### EXERCISE MATERIAL
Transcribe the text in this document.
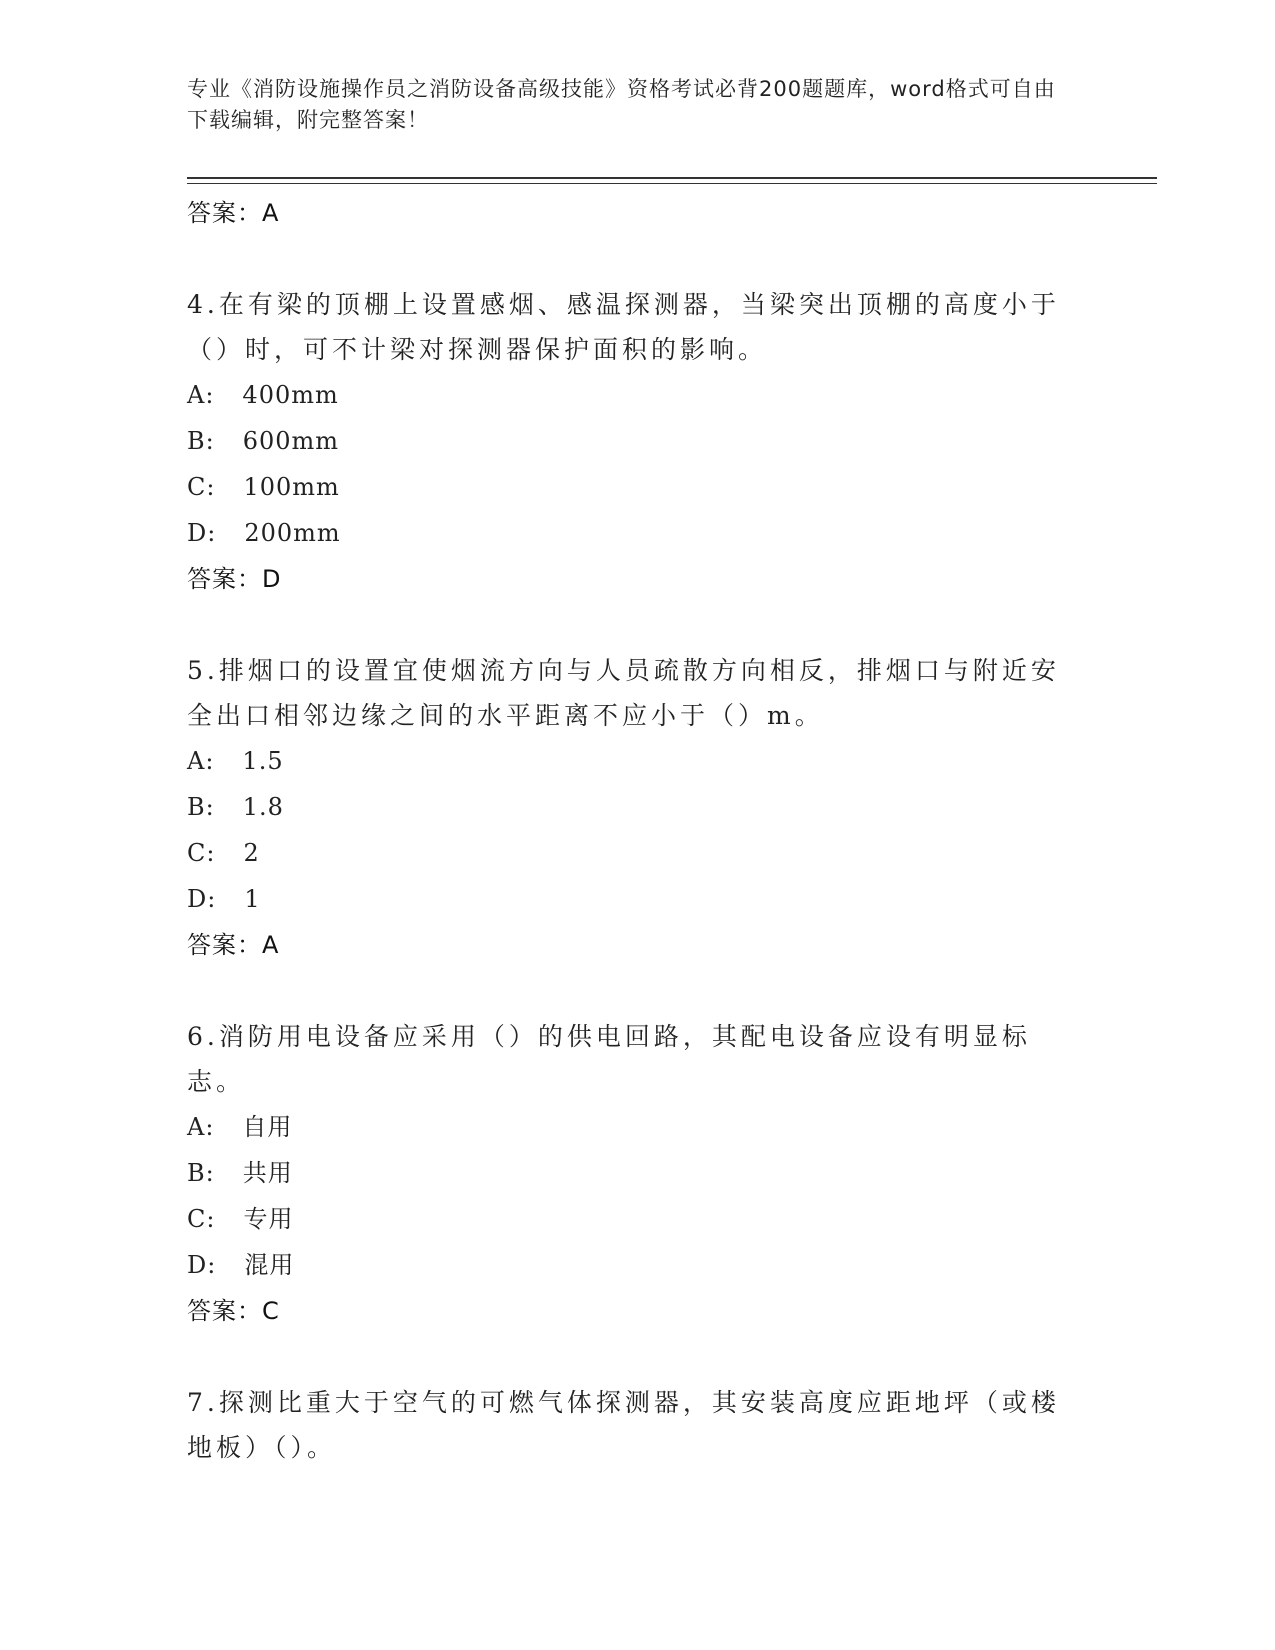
专业《消防设施操作员之消防设备高级技能》资格考试必背200题题库，word格式可自由下载编辑，附完整答案！
答案：A
4.在有梁的顶棚上设置感烟、感温探测器，当梁突出顶棚的高度小于（）时，可不计梁对探测器保护面积的影响。
A: 400mm
B: 600mm
C: 100mm
D: 200mm
答案：D
5.排烟口的设置宜使烟流方向与人员疏散方向相反，排烟口与附近安全出口相邻边缘之间的水平距离不应小于（）m。
A: 1.5
B: 1.8
C: 2
D: 1
答案：A
6.消防用电设备应采用（）的供电回路，其配电设备应设有明显标志。
A: 自用
B: 共用
C: 专用
D: 混用
答案：C
7.探测比重大于空气的可燃气体探测器，其安装高度应距地坪（或楼地板）（）。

### EXERCISE DESCRIPTION
Leave out all images, then reproduce the entries above exactly.

### CORRECT OUTPUT
Transcribe the text in this document.
专业《消防设施操作员之消防设备高级技能》资格考试必背200题题库，word格式可自由下载编辑，附完整答案！
答案：A
4.在有梁的顶棚上设置感烟、感温探测器，当梁突出顶棚的高度小于（）时，可不计梁对探测器保护面积的影响。
A: 400mm
B: 600mm
C: 100mm
D: 200mm
答案：D
5.排烟口的设置宜使烟流方向与人员疏散方向相反，排烟口与附近安全出口相邻边缘之间的水平距离不应小于（）m。
A: 1.5
B: 1.8
C: 2
D: 1
答案：A
6.消防用电设备应采用（）的供电回路，其配电设备应设有明显标志。
A: 自用
B: 共用
C: 专用
D: 混用
答案：C
7.探测比重大于空气的可燃气体探测器，其安装高度应距地坪（或楼地板）（）。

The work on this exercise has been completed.